[Collected data]
___
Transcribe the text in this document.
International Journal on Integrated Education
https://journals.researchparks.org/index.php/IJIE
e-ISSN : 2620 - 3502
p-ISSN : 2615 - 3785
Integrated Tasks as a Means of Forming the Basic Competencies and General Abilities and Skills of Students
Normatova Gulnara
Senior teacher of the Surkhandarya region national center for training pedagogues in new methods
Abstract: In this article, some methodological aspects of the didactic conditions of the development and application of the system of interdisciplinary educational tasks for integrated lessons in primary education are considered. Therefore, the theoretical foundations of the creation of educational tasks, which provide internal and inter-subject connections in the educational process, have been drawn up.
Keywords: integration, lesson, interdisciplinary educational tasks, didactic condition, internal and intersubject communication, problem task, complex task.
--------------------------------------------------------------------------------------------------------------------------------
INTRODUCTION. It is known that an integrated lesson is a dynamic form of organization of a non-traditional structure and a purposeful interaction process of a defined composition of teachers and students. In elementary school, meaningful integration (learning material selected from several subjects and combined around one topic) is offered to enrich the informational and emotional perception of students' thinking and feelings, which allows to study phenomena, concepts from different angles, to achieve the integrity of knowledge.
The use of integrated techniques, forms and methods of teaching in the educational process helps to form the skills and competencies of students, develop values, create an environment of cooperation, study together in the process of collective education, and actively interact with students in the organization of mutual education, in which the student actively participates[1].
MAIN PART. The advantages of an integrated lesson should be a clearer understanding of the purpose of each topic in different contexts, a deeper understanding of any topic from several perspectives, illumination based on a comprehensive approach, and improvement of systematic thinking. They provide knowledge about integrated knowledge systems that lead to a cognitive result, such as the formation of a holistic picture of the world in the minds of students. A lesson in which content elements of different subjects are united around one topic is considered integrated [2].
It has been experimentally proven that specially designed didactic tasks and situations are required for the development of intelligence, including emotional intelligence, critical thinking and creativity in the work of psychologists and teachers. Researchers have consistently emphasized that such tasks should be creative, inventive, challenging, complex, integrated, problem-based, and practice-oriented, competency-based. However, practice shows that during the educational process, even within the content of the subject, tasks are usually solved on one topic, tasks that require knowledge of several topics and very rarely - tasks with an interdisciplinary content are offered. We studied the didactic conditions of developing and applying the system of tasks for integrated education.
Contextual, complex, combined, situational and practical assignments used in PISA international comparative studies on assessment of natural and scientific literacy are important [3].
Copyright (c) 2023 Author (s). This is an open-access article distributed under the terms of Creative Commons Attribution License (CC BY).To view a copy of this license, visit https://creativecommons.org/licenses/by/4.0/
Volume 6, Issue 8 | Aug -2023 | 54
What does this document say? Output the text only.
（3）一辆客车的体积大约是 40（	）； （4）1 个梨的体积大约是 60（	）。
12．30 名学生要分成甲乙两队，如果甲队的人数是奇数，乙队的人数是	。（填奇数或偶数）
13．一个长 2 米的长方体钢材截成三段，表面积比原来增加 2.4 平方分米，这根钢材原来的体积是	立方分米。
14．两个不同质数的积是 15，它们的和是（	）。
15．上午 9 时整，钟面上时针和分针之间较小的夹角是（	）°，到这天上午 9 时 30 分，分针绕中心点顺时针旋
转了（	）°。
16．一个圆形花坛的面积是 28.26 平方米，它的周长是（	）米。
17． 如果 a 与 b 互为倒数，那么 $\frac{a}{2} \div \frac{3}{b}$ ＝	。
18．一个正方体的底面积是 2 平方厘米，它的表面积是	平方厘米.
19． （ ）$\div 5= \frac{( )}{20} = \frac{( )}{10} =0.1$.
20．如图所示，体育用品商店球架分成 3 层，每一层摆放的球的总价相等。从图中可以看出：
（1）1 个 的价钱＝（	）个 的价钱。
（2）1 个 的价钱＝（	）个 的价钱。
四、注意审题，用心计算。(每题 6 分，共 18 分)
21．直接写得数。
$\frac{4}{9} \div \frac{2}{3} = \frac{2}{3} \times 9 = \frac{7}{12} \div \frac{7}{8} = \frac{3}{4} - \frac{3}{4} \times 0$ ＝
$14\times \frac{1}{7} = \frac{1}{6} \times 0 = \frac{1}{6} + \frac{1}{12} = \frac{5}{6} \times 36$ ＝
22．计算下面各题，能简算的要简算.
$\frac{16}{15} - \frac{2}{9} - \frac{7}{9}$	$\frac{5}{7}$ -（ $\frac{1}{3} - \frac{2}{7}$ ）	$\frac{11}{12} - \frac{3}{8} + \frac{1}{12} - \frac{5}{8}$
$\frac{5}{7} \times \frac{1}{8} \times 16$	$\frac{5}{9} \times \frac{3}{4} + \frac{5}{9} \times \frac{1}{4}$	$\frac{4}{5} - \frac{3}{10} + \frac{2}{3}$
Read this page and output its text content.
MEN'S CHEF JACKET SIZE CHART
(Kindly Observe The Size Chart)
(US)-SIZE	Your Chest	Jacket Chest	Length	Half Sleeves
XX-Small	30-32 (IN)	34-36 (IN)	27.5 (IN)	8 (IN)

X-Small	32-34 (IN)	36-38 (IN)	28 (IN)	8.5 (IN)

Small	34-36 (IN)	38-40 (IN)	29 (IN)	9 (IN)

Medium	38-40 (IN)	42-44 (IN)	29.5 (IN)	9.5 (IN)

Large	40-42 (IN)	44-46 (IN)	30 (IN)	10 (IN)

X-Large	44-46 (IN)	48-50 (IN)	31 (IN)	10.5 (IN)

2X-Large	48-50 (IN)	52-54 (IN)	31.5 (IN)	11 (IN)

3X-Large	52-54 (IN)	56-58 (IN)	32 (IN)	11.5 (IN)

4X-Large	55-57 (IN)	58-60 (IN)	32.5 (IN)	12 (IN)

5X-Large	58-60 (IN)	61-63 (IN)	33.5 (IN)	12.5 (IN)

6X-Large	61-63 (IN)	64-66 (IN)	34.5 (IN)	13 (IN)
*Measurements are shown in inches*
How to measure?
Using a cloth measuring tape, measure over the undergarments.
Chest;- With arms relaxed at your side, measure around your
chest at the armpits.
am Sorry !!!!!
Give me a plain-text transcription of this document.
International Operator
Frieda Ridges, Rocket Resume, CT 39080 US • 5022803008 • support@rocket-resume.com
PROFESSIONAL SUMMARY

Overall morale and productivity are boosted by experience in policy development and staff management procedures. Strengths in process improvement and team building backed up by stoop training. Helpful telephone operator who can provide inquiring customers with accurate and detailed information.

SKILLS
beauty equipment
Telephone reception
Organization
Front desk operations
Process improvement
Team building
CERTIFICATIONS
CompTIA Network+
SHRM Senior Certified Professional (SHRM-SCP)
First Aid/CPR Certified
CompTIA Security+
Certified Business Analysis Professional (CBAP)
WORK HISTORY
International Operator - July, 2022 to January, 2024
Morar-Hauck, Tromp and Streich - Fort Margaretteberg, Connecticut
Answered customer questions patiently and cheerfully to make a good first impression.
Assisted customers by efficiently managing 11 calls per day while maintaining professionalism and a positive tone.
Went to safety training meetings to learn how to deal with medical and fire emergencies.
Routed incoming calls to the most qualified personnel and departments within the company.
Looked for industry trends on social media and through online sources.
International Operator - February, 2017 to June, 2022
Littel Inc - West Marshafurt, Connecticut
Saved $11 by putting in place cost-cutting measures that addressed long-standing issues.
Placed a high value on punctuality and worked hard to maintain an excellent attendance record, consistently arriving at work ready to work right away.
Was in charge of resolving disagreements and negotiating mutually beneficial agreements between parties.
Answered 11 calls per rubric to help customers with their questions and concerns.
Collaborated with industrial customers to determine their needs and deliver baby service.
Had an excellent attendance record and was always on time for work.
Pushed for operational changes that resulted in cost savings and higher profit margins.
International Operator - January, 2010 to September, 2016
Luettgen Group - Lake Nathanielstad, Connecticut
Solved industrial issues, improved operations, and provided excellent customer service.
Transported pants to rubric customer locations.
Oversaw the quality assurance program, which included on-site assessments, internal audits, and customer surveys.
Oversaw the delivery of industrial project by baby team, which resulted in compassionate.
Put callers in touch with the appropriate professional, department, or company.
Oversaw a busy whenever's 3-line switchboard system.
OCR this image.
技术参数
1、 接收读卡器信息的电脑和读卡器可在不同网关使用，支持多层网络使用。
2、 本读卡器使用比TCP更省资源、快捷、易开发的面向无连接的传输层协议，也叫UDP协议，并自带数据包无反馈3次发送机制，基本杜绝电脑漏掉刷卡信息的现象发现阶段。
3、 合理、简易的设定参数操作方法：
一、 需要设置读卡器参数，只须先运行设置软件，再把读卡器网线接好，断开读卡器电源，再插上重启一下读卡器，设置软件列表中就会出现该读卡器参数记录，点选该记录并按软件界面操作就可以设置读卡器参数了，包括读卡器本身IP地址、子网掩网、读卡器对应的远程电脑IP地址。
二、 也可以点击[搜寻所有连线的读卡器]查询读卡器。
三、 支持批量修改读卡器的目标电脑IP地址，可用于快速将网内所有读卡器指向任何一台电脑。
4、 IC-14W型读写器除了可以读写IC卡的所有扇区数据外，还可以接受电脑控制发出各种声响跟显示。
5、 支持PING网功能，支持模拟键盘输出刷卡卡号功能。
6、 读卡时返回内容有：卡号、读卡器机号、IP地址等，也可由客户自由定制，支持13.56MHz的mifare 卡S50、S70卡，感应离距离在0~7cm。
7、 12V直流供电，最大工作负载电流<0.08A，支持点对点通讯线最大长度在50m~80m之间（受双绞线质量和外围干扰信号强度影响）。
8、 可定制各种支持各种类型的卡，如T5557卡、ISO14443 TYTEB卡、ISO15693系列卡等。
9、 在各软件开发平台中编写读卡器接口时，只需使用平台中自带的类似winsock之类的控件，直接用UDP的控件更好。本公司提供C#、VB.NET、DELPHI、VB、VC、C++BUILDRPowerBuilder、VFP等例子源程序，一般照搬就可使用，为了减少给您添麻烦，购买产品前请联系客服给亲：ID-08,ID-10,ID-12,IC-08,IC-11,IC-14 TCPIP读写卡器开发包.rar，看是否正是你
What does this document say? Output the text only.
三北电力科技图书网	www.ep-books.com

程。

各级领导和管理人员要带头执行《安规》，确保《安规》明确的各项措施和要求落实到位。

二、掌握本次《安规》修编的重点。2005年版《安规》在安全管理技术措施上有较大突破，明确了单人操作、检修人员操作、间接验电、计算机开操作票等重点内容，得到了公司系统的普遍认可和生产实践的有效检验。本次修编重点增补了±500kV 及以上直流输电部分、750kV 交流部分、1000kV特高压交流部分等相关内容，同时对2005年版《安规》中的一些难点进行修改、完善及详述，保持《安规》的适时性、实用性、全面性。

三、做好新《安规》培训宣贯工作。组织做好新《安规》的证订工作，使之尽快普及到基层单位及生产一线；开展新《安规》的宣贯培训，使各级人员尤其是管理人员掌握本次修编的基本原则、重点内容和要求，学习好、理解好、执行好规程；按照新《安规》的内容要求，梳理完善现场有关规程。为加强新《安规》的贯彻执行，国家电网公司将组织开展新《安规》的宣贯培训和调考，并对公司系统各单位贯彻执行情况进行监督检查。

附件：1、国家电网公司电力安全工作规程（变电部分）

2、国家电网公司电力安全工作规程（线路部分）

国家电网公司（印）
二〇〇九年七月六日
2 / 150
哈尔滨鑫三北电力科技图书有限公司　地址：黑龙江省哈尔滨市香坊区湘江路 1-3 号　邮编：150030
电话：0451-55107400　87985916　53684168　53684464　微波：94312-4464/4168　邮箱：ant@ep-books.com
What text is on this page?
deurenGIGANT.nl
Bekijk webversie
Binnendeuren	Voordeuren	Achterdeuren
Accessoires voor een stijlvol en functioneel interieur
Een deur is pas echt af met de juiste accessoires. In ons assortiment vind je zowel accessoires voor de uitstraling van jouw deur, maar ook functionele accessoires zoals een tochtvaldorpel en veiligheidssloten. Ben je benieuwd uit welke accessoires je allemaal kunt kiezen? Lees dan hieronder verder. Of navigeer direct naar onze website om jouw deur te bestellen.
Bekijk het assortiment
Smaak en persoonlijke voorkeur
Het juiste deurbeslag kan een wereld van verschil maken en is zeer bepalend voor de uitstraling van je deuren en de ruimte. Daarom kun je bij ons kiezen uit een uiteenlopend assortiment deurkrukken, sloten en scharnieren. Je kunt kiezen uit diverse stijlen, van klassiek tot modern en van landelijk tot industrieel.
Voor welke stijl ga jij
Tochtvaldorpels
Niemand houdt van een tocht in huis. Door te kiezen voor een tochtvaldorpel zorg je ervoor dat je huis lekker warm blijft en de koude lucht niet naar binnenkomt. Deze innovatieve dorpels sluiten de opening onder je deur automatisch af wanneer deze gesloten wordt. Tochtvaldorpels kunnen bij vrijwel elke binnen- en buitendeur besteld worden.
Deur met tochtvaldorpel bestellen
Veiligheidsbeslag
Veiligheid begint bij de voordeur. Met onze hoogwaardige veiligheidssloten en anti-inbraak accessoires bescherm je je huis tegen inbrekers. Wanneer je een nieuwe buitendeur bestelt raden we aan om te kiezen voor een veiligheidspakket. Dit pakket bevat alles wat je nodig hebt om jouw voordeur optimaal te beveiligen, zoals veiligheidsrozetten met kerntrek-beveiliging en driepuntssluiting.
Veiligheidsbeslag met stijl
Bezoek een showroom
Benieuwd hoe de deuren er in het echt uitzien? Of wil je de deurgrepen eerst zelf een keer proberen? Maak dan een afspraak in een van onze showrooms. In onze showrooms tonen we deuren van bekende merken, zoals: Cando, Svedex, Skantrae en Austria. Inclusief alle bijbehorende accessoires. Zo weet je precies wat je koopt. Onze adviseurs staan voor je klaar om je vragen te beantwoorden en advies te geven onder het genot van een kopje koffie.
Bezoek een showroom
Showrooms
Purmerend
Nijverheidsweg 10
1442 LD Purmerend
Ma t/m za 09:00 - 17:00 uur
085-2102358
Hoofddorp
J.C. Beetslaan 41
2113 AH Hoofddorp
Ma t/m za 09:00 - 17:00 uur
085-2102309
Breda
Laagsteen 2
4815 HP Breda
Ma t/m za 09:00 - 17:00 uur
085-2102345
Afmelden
___
**Exercise aim:** What is the number of lines in these records that contain "study"? Reply with the number only.

**Answer for the task:** 2